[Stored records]
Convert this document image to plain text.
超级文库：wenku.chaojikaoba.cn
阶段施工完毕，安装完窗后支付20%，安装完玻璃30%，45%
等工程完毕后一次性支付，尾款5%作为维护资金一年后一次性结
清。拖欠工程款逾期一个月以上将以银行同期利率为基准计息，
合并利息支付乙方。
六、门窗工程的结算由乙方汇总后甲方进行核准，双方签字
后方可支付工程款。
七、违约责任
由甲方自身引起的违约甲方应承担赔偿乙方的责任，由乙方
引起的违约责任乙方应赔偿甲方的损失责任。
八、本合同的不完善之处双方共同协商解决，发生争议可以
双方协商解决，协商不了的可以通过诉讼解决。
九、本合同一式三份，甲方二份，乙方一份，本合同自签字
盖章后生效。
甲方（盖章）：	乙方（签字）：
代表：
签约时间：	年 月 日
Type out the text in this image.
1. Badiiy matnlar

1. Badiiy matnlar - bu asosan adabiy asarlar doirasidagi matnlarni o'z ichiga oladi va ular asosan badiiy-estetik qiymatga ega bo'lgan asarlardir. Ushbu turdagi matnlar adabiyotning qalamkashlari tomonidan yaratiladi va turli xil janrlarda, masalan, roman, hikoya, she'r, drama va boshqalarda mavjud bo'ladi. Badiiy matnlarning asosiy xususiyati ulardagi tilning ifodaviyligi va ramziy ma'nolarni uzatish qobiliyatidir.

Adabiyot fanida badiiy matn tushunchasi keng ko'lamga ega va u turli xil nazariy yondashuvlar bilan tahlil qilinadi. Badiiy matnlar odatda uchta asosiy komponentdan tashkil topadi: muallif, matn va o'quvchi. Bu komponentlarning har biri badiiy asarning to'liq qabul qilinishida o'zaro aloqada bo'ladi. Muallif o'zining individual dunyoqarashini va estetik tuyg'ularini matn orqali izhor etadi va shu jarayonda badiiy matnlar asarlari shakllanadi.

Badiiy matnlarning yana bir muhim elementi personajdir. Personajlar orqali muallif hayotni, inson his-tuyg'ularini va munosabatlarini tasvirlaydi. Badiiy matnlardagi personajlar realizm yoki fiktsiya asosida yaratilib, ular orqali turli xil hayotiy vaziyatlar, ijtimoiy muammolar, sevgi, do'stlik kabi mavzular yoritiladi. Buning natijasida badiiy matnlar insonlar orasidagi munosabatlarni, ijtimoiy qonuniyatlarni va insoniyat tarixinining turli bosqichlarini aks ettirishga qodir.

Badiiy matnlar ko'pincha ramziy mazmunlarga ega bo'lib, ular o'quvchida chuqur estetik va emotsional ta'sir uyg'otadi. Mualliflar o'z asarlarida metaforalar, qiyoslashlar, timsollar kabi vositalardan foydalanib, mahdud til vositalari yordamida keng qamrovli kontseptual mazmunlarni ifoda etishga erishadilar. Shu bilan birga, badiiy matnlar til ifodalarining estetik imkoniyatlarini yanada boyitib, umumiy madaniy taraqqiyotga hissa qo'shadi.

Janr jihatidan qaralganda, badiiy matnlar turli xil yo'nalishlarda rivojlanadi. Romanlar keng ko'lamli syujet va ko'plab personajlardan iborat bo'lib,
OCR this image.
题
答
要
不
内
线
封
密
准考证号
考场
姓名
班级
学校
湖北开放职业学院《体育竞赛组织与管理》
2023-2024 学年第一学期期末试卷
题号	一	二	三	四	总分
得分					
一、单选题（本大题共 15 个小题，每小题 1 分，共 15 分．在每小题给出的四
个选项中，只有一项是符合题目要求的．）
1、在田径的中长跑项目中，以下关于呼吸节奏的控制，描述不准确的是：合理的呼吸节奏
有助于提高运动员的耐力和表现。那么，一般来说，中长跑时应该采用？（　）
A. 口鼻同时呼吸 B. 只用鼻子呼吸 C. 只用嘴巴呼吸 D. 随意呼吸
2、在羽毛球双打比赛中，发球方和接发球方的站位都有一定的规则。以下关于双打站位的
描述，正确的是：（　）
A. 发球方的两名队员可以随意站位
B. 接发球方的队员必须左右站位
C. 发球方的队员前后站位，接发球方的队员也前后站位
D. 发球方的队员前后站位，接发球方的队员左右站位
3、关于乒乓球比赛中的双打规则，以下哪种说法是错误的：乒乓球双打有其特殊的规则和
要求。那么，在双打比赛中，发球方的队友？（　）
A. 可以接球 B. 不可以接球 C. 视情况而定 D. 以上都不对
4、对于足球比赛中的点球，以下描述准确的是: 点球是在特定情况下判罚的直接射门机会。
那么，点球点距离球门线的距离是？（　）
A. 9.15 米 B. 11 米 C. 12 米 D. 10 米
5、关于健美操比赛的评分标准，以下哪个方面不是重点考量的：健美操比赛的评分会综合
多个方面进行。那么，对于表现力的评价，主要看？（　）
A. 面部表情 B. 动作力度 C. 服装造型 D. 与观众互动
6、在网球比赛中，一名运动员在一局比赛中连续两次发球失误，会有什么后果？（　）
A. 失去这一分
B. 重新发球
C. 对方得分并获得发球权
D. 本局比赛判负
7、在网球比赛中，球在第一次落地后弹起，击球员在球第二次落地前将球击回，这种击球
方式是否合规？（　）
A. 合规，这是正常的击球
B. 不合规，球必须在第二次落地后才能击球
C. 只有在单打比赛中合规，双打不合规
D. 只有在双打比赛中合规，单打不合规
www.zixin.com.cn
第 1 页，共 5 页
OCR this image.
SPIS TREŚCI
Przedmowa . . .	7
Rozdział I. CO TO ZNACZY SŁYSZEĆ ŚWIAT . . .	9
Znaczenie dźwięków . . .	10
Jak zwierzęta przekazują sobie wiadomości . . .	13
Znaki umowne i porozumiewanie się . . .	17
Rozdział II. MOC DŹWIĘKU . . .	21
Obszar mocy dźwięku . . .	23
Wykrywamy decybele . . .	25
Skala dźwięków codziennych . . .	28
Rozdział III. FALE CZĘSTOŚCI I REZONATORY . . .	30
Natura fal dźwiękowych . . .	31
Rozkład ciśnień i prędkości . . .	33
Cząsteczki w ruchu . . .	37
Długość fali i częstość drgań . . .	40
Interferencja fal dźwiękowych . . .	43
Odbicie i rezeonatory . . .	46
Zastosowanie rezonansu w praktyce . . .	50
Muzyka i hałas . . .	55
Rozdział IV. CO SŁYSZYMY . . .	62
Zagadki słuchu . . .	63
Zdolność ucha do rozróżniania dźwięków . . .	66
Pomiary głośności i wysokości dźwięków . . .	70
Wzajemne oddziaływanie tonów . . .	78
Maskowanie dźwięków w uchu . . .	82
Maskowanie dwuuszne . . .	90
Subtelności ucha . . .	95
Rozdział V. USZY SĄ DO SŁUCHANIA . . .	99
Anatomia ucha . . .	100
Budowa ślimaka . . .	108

AIM ▸ Pick out every line holding the string "Maskowanie" and return it.

REPLY ▸
Maskowanie dźwięków w uchu . . .	82
Maskowanie dwuuszne . . .	90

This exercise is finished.